Passage provided:
I have been doing quite a few surveys recently and one of the tasks involved is mining the responses for data. Here's a neat trick I learned for totalling and counting responses using sql rather than programmatically on the front end.
Let's say you have a table of customers (tblCustomers) that houses the name of each person and the flavor of ice cream each customer prefers:
intRecID | nvchName | intIceCreamID |
|
||
1 | Jake | 1 |
2 | Jennifer | 2 |
3 | Kitty | 3 |
Here is the table that contains the corresponding values for intIceCreamID.
intRecID | nvchFlavor | |
|
||
1 | Vanilla | |
2 | Chocolate | |
3 | Strawberry |
As you can see, I like vanilla, Jennifer likes chocolate and the cat likes strawberry.

Your tasks:
[1] Please answer these questions about the ice cream SQL post:
(a) Which table holds each customer's name and preferred ice cream flavor?
(b) Which flavor has an intRecID of 2?
(c) Which flavor does the cat like?
[2] Continue the ice cream SQL post, picking up after its final sentence.

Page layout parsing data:

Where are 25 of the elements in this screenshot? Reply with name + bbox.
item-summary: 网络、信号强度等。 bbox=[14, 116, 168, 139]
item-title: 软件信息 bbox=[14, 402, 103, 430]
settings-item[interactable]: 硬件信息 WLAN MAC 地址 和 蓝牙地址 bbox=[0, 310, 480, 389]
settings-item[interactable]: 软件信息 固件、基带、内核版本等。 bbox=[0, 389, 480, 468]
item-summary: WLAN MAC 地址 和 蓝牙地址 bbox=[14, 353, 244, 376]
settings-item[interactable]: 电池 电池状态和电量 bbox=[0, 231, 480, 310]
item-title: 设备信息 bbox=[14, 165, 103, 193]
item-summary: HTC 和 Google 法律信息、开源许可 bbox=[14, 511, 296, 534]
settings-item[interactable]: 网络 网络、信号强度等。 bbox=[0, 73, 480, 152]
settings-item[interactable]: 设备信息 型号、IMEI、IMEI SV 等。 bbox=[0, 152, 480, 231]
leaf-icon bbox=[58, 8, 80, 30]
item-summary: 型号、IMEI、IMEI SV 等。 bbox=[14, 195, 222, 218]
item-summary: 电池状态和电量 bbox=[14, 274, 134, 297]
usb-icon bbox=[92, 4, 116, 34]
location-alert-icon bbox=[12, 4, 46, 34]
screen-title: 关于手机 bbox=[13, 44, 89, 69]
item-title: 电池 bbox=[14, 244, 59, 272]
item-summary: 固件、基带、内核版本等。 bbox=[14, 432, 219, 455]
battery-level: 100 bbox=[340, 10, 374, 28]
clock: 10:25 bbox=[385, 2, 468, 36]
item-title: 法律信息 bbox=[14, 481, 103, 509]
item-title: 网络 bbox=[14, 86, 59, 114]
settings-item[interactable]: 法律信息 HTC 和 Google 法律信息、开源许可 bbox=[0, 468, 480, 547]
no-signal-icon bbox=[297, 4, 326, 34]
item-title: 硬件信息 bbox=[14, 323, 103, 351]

Written answers:
[1]
(a) tblCustomers
(b) Chocolate
(c) Strawberry

[2]
To count the number of people that like each flavor, you could use the following view:
CREATE VIEW sv_FlavorTotals
AS
SELECT (SELECT COUNT(intFlavorID) FROM tblCustomers WHERE intFlavorID = 1) AS VanillaCount,
(SELECT COUNT(intFlavorID) FROM tblCustomers WHERE intFlavorID = 2) AS ChocolateCount,
(SELECT COUNT(intFlavorID) FROM tblCustomers WHERE intFlavorID = 3) AS StrawberryCount
GO
The output would look like this (assuming we only had the three records shown above):
VanillaCount | ChocolateCount | StrawberryCount |
|
||
1 | 1 | 1 |
You can easily get a total of the records, replacing COUNT with SUM in the view. You could also do them all in one.